##### Listed entries

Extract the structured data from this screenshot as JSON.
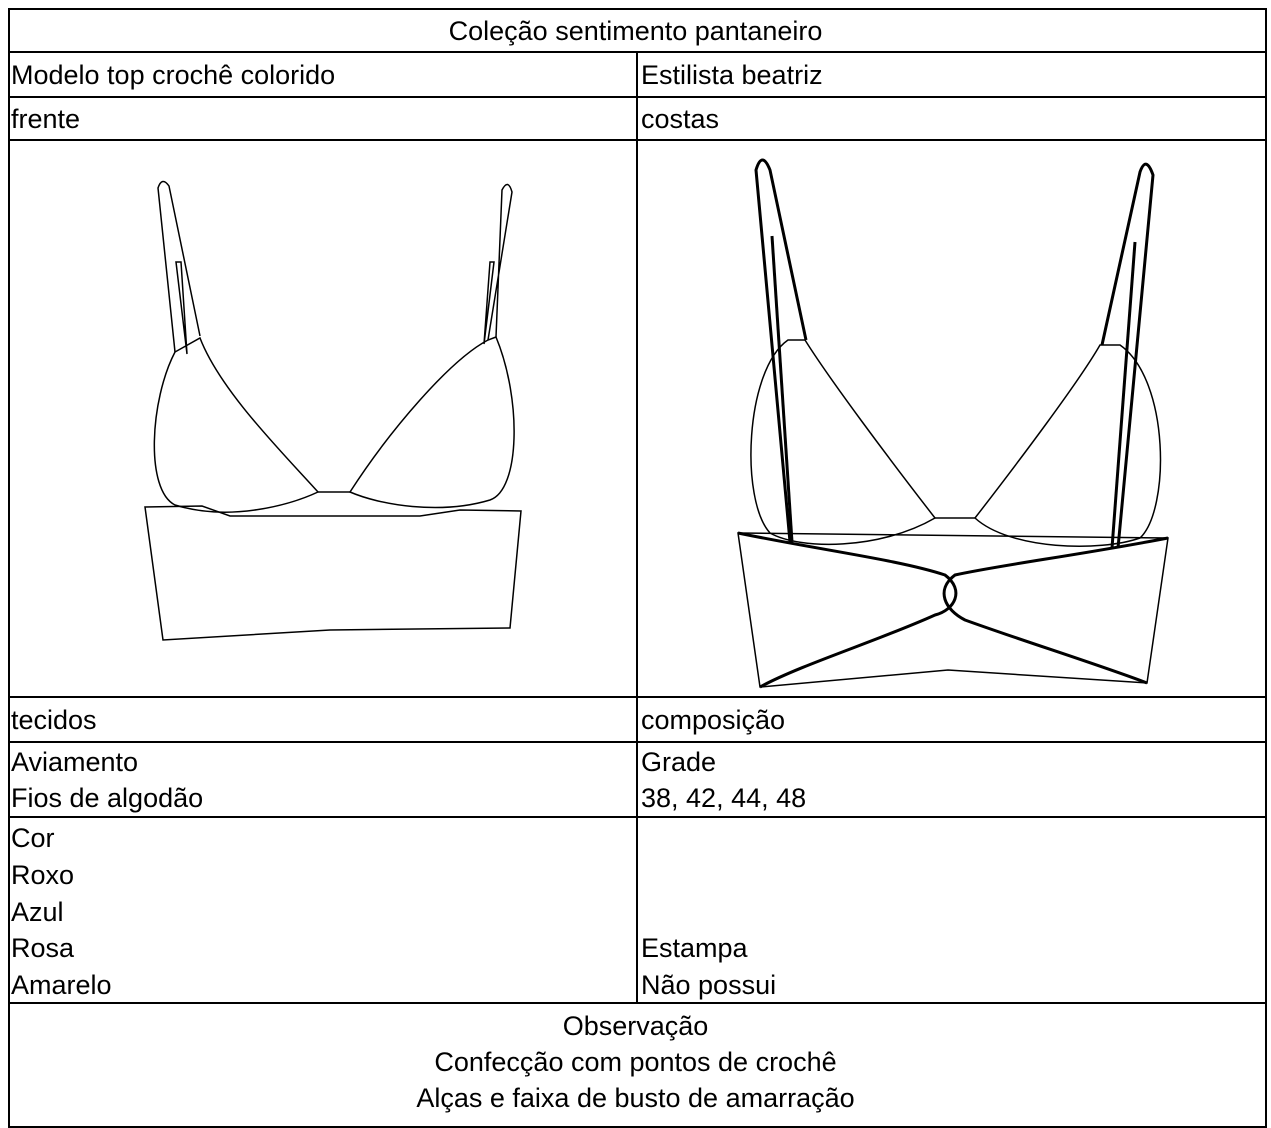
{
  "header": {
    "title": "Coleção sentimento pantaneiro"
  },
  "rows": [
    {
      "left": [
        "Modelo top crochê colorido"
      ],
      "right": [
        "Estilista beatriz"
      ]
    },
    {
      "left": [
        "frente"
      ],
      "right": [
        "costas"
      ]
    },
    {
      "left": [
        "tecidos"
      ],
      "right": [
        "composição"
      ]
    },
    {
      "left": [
        "Aviamento",
        "Fios de algodão"
      ],
      "right": [
        "Grade",
        "38, 42, 44, 48"
      ]
    },
    {
      "left": [
        "Cor",
        "Roxo",
        "Azul",
        "Rosa",
        "Amarelo"
      ],
      "right": [
        "Estampa",
        "Não possui"
      ]
    }
  ],
  "observation": {
    "title": "Observação",
    "lines": [
      "Confecção com pontos de crochê",
      "Alças e faixa de busto de amarração"
    ]
  }
}
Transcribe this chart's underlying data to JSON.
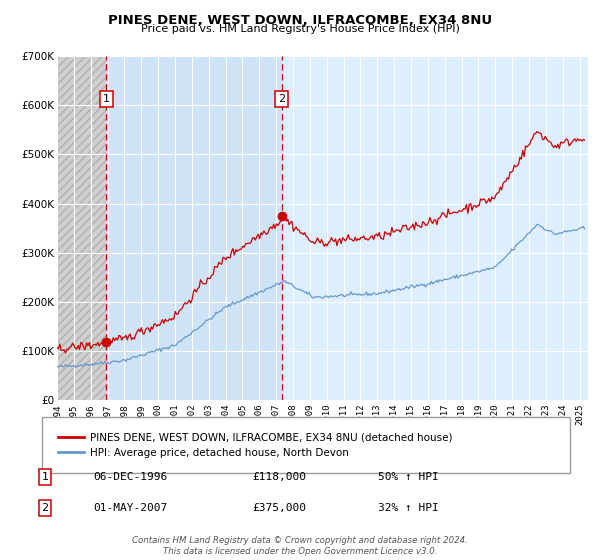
{
  "title": "PINES DENE, WEST DOWN, ILFRACOMBE, EX34 8NU",
  "subtitle": "Price paid vs. HM Land Registry's House Price Index (HPI)",
  "sale1_date_num": 1996.92,
  "sale1_price": 118000,
  "sale1_label": "1",
  "sale1_pct": "50% ↑ HPI",
  "sale1_date_str": "06-DEC-1996",
  "sale2_date_num": 2007.33,
  "sale2_price": 375000,
  "sale2_label": "2",
  "sale2_pct": "32% ↑ HPI",
  "sale2_date_str": "01-MAY-2007",
  "red_line_color": "#cc0000",
  "blue_line_color": "#6699cc",
  "background_plot": "#ddeeff",
  "grid_color": "#ffffff",
  "xmin": 1994.0,
  "xmax": 2025.5,
  "ymin": 0,
  "ymax": 700000,
  "yticks": [
    0,
    100000,
    200000,
    300000,
    400000,
    500000,
    600000,
    700000
  ],
  "ytick_labels": [
    "£0",
    "£100K",
    "£200K",
    "£300K",
    "£400K",
    "£500K",
    "£600K",
    "£700K"
  ],
  "xticks": [
    1994,
    1995,
    1996,
    1997,
    1998,
    1999,
    2000,
    2001,
    2002,
    2003,
    2004,
    2005,
    2006,
    2007,
    2008,
    2009,
    2010,
    2011,
    2012,
    2013,
    2014,
    2015,
    2016,
    2017,
    2018,
    2019,
    2020,
    2021,
    2022,
    2023,
    2024,
    2025
  ],
  "legend_red_label": "PINES DENE, WEST DOWN, ILFRACOMBE, EX34 8NU (detached house)",
  "legend_blue_label": "HPI: Average price, detached house, North Devon",
  "footnote": "Contains HM Land Registry data © Crown copyright and database right 2024.\nThis data is licensed under the Open Government Licence v3.0."
}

##########

Write out all the entries again, word for word, and print no images.

Extract the structured data from this screenshot as JSON.
{
  "header": {
    "title": "Coleção sentimento pantaneiro"
  },
  "rows": [
    {
      "left": [
        "Modelo top crochê colorido"
      ],
      "right": [
        "Estilista beatriz"
      ]
    },
    {
      "left": [
        "frente"
      ],
      "right": [
        "costas"
      ]
    },
    {
      "left": [
        "tecidos"
      ],
      "right": [
        "composição"
      ]
    },
    {
      "left": [
        "Aviamento",
        "Fios de algodão"
      ],
      "right": [
        "Grade",
        "38, 42, 44, 48"
      ]
    },
    {
      "left": [
        "Cor",
        "Roxo",
        "Azul",
        "Rosa",
        "Amarelo"
      ],
      "right": [
        "Estampa",
        "Não possui"
      ]
    }
  ],
  "observation": {
    "title": "Observação",
    "lines": [
      "Confecção com pontos de crochê",
      "Alças e faixa de busto de amarração"
    ]
  }
}
Transcribe this chart's underlying data to JSON.
{
  "title": "PINES DENE, WEST DOWN, ILFRACOMBE, EX34 8NU",
  "subtitle": "Price paid vs. HM Land Registry's House Price Index (HPI)",
  "sale1_date_num": 1996.92,
  "sale1_price": 118000,
  "sale1_label": "1",
  "sale1_pct": "50% ↑ HPI",
  "sale1_date_str": "06-DEC-1996",
  "sale2_date_num": 2007.33,
  "sale2_price": 375000,
  "sale2_label": "2",
  "sale2_pct": "32% ↑ HPI",
  "sale2_date_str": "01-MAY-2007",
  "red_line_color": "#cc0000",
  "blue_line_color": "#6699cc",
  "background_plot": "#ddeeff",
  "grid_color": "#ffffff",
  "xmin": 1994.0,
  "xmax": 2025.5,
  "ymin": 0,
  "ymax": 700000,
  "yticks": [
    0,
    100000,
    200000,
    300000,
    400000,
    500000,
    600000,
    700000
  ],
  "ytick_labels": [
    "£0",
    "£100K",
    "£200K",
    "£300K",
    "£400K",
    "£500K",
    "£600K",
    "£700K"
  ],
  "xticks": [
    1994,
    1995,
    1996,
    1997,
    1998,
    1999,
    2000,
    2001,
    2002,
    2003,
    2004,
    2005,
    2006,
    2007,
    2008,
    2009,
    2010,
    2011,
    2012,
    2013,
    2014,
    2015,
    2016,
    2017,
    2018,
    2019,
    2020,
    2021,
    2022,
    2023,
    2024,
    2025
  ],
  "legend_red_label": "PINES DENE, WEST DOWN, ILFRACOMBE, EX34 8NU (detached house)",
  "legend_blue_label": "HPI: Average price, detached house, North Devon",
  "footnote": "Contains HM Land Registry data © Crown copyright and database right 2024.\nThis data is licensed under the Open Government Licence v3.0."
}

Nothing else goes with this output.